WHAT IS BEING ASKED.
Look through the material below for "Arábia". Copy every line that contains it.
= = = =
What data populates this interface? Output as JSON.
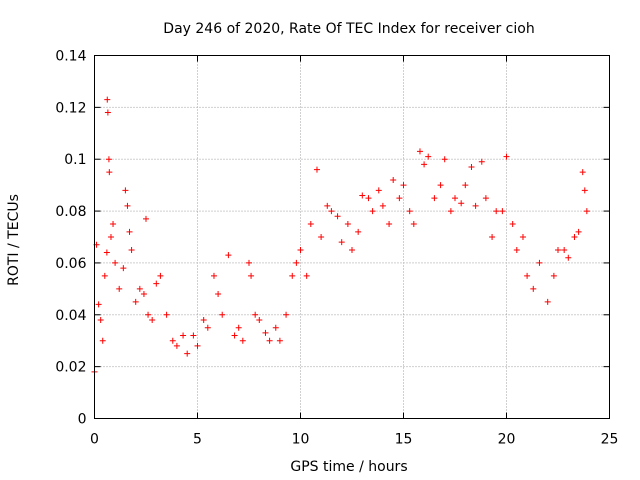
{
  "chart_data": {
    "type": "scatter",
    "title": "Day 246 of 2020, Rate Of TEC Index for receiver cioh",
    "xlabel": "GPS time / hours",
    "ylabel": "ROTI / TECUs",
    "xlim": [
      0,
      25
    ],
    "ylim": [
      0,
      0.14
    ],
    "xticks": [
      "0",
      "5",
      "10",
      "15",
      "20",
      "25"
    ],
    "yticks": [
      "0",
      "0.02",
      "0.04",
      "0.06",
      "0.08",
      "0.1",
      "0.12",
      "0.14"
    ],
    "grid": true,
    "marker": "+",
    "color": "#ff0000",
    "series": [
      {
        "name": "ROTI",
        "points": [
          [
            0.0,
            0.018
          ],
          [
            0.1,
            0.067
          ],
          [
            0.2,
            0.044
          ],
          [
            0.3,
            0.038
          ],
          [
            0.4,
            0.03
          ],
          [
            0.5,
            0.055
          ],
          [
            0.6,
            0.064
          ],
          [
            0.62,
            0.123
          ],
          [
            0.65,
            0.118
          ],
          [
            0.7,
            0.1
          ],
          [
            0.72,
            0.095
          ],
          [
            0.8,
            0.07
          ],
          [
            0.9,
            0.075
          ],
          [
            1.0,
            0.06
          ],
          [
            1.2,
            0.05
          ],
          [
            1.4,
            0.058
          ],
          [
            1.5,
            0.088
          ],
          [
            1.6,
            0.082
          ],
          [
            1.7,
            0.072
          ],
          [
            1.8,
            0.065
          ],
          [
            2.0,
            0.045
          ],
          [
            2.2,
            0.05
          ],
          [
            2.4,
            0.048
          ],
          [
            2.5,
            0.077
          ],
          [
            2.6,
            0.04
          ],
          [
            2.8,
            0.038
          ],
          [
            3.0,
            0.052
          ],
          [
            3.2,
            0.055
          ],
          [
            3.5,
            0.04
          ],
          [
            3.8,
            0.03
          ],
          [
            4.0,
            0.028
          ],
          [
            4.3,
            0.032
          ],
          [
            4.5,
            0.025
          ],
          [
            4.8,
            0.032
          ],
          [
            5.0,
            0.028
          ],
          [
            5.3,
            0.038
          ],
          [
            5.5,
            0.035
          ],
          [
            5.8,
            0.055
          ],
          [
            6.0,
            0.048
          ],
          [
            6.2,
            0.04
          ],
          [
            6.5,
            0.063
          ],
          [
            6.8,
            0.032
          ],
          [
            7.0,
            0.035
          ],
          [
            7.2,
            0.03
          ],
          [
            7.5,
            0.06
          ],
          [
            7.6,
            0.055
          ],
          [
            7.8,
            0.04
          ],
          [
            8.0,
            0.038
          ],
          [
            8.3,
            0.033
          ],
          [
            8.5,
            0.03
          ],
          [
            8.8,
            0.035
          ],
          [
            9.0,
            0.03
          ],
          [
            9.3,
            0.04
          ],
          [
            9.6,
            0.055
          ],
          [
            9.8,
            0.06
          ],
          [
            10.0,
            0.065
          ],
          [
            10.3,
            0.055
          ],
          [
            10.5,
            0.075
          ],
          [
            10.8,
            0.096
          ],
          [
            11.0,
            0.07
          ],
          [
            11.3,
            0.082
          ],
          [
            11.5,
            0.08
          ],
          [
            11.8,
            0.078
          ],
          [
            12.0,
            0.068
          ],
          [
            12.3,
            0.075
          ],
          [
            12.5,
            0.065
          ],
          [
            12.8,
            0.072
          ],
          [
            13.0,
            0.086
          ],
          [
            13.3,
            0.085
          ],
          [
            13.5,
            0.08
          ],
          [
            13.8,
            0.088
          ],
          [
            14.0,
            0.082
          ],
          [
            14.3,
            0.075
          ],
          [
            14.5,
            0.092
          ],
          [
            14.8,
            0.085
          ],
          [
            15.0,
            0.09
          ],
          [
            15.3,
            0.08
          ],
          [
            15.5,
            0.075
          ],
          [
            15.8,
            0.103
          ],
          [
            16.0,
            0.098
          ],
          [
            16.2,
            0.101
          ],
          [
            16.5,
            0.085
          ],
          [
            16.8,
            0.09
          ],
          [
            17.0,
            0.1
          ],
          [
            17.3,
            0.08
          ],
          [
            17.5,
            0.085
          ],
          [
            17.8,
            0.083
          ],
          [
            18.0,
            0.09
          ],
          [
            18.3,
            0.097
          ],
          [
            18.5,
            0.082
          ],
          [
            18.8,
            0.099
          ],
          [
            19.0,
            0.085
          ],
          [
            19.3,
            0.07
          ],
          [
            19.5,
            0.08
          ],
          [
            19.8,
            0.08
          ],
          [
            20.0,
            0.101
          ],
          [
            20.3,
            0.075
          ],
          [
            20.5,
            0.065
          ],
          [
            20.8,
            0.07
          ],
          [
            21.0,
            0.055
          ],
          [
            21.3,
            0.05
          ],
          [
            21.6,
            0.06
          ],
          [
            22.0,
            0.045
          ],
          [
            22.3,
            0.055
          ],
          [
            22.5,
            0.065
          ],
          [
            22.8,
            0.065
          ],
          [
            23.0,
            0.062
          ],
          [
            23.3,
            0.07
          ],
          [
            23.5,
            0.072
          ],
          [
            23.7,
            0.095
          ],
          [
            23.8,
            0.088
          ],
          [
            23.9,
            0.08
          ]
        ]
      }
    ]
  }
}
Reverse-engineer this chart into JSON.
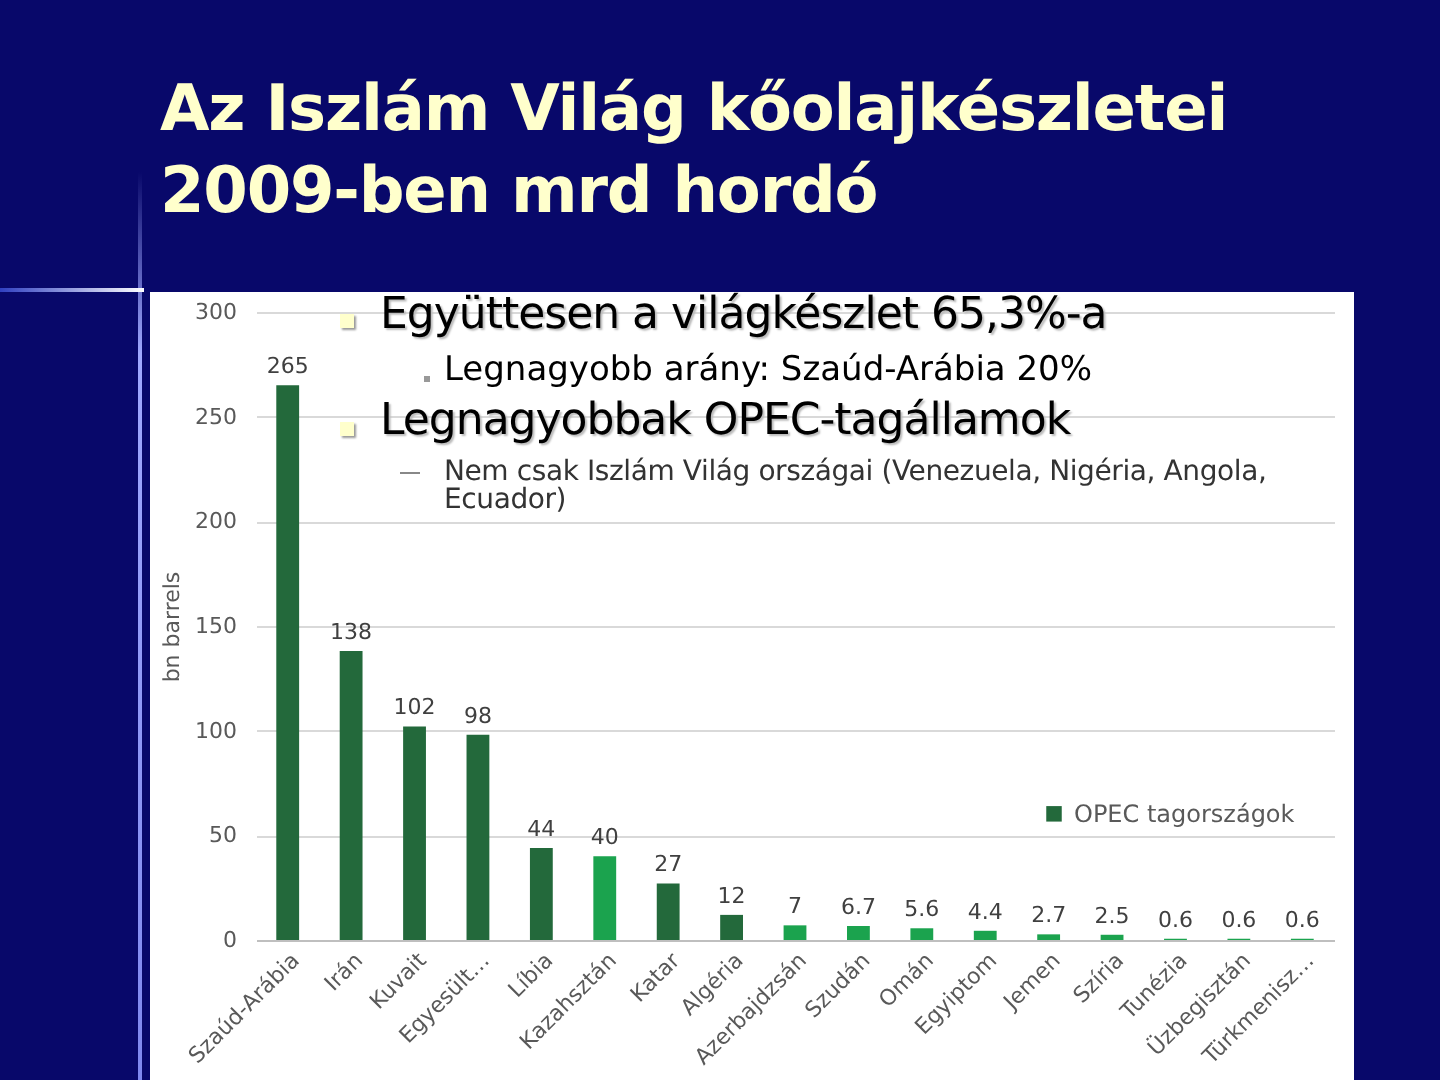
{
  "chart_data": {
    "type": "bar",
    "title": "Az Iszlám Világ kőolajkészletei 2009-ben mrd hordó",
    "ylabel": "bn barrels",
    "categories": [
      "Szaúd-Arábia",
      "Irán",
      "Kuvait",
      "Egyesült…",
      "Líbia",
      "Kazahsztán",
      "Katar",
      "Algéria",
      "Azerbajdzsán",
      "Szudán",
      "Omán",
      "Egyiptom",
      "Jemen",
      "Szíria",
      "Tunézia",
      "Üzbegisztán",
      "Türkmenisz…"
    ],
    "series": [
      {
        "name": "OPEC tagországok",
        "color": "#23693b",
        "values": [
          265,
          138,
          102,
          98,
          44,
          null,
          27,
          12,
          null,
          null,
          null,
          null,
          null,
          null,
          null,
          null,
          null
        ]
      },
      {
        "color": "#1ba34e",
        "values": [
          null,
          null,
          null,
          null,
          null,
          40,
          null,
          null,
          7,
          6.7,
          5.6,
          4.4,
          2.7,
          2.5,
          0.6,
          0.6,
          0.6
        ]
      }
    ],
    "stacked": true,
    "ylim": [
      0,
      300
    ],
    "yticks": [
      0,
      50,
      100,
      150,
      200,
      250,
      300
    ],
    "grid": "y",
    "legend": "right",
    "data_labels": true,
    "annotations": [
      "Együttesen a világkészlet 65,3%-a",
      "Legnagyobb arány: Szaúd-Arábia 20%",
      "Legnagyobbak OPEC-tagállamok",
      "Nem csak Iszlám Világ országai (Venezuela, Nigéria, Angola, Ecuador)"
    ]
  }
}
= = = =
FINAL ANSWER.
      "Szaúd-Arábia",
      "Legnagyobb arány: Szaúd-Arábia 20%",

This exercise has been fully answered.